_WHAT NEEDS TO BE DONE_:
Sift the listing for lines that hold the string "Textor" and pull them out.

A run of records
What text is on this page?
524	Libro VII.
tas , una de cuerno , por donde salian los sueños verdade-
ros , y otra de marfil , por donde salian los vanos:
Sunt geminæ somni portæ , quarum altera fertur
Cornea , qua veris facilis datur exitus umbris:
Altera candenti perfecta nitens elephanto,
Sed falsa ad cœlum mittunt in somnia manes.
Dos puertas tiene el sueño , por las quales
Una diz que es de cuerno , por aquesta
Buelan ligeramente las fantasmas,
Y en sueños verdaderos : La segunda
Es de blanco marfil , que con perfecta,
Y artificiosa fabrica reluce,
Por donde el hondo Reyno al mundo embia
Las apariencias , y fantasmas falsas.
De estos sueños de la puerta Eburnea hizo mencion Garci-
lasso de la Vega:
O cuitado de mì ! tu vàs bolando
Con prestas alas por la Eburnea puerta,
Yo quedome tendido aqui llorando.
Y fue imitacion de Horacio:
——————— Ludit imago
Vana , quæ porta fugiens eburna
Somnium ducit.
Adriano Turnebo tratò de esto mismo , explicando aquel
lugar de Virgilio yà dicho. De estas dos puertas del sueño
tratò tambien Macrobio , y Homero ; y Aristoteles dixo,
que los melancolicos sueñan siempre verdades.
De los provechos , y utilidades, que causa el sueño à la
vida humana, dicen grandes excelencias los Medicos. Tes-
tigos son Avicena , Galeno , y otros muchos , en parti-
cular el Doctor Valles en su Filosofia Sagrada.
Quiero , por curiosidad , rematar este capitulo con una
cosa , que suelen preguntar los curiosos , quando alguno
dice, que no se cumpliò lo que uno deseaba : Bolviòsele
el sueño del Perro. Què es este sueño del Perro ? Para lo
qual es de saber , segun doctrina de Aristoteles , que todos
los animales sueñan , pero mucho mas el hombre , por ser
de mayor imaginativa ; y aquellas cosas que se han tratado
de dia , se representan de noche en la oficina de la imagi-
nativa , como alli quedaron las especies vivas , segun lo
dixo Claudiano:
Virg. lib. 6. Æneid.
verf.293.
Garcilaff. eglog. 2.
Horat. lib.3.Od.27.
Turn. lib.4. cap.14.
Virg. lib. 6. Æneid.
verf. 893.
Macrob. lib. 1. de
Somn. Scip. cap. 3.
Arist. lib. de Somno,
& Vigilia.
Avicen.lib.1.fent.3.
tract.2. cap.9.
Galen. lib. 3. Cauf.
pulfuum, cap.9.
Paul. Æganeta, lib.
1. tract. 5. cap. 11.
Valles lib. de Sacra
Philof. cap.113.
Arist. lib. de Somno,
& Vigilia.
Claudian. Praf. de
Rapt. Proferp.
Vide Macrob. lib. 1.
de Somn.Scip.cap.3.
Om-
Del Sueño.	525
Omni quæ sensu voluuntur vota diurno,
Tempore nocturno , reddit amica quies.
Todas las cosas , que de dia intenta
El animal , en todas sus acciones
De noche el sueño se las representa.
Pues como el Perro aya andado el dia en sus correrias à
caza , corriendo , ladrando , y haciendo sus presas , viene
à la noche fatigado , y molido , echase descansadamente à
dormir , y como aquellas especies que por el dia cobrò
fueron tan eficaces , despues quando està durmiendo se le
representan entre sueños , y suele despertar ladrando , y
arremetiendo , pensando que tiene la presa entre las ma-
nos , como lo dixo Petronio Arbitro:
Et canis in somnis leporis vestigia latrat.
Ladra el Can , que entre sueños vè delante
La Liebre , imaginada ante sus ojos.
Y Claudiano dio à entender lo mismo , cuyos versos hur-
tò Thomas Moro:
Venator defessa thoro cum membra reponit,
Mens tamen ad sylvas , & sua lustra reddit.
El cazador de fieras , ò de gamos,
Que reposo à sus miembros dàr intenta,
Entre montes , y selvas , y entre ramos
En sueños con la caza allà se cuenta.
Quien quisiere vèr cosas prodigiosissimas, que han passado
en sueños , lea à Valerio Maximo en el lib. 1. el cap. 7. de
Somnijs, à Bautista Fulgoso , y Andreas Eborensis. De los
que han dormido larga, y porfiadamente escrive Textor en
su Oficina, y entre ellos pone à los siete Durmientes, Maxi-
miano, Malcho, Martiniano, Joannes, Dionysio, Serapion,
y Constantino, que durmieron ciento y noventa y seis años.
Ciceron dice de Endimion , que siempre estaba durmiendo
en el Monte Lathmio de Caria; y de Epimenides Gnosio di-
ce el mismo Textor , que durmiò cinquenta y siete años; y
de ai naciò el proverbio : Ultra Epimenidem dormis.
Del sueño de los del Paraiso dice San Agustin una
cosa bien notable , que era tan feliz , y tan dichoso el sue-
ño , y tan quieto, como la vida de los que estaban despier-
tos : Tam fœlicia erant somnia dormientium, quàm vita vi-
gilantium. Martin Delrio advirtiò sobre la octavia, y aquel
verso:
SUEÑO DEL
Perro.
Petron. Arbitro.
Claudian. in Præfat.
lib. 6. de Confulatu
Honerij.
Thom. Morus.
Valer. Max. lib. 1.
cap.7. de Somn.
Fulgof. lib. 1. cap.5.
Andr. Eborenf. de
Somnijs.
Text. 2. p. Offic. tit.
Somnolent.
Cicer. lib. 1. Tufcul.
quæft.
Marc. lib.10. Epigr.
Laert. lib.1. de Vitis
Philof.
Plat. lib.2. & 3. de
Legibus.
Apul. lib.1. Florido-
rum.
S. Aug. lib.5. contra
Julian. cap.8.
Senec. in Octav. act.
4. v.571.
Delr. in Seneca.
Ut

_SOLUTION TO THIS TASK_:
que han dormido larga, y porfiadamente escrive Textor en
ce el mismo Textor , que durmiò cinquenta y siete años; y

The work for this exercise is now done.